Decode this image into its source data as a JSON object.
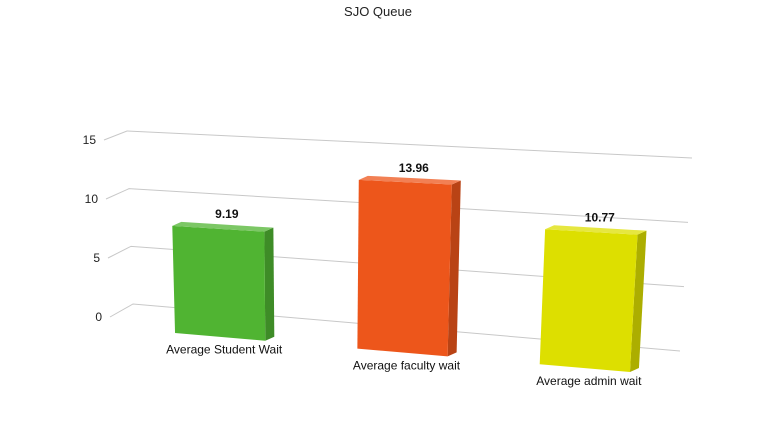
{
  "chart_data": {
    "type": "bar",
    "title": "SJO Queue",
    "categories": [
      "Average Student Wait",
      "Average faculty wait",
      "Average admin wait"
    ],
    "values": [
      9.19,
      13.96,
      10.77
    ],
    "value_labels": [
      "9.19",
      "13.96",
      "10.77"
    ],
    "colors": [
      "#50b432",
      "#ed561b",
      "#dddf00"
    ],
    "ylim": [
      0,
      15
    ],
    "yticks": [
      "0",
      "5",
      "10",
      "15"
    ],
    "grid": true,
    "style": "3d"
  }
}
────────────────────
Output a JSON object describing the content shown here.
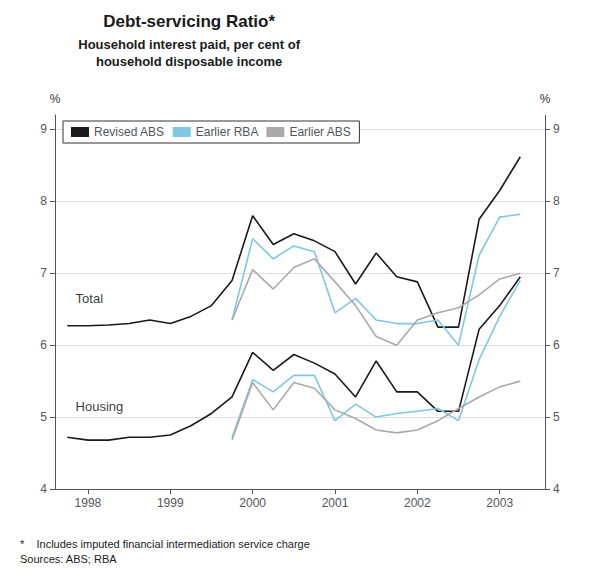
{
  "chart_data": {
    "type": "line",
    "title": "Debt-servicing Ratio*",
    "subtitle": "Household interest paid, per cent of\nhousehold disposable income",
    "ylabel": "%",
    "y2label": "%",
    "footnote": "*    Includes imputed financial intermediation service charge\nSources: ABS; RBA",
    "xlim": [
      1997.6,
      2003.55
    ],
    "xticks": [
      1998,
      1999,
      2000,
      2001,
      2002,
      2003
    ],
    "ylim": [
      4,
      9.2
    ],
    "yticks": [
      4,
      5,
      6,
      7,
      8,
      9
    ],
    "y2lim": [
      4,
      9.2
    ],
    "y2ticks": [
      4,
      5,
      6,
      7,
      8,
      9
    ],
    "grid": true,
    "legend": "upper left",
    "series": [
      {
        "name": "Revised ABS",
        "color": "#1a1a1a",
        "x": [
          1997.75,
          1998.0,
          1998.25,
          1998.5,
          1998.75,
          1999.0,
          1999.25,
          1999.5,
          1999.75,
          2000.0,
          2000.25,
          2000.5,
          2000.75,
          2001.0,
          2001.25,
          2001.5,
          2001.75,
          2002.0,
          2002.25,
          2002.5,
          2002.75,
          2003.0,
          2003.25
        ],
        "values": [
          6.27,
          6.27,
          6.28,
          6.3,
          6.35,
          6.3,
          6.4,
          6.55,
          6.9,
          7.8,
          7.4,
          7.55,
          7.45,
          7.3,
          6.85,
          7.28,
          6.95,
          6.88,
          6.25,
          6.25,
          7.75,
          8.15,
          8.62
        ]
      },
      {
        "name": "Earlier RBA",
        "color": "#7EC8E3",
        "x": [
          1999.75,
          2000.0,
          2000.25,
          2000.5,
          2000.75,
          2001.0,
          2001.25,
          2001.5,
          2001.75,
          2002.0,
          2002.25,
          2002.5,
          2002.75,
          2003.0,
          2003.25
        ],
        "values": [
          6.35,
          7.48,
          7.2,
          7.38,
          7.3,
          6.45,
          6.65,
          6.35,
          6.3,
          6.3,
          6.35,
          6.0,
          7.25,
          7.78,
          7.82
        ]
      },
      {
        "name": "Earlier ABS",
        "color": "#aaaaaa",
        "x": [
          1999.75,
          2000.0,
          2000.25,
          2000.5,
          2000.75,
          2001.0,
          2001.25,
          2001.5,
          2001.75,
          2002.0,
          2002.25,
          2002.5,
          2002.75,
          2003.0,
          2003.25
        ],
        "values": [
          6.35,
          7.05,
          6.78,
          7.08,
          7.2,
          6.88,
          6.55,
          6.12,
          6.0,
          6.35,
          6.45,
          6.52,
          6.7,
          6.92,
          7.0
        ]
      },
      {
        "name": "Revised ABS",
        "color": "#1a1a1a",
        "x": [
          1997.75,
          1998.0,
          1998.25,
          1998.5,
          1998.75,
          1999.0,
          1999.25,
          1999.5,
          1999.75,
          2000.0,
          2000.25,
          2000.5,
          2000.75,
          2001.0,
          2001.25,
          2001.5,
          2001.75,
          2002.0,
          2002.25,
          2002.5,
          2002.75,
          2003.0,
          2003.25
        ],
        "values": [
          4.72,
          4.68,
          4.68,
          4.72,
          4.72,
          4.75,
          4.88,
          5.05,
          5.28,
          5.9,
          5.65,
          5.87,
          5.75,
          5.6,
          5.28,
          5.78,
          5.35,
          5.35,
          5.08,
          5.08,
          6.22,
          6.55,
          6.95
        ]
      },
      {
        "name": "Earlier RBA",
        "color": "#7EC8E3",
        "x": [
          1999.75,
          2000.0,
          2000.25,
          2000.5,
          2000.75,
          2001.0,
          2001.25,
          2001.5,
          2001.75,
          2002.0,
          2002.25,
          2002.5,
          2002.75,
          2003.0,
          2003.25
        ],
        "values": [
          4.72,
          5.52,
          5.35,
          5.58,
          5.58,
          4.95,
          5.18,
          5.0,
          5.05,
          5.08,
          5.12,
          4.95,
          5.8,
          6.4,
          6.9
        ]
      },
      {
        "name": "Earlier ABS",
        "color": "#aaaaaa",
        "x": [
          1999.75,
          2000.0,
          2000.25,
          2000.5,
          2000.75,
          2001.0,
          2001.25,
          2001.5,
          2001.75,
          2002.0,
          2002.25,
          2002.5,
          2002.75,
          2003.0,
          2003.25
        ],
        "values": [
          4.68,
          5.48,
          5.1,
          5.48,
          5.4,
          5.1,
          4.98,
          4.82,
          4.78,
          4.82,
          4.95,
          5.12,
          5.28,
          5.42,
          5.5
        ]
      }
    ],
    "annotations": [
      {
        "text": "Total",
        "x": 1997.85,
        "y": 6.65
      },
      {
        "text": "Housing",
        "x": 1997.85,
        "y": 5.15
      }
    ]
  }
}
────────────────────
* **Short task**:
Lines that include the word "Average" are to be extracted from the data above.

* **Exercise response**:
      "Average Student Wait",
      "Average faculty wait",
      "Average admin wait"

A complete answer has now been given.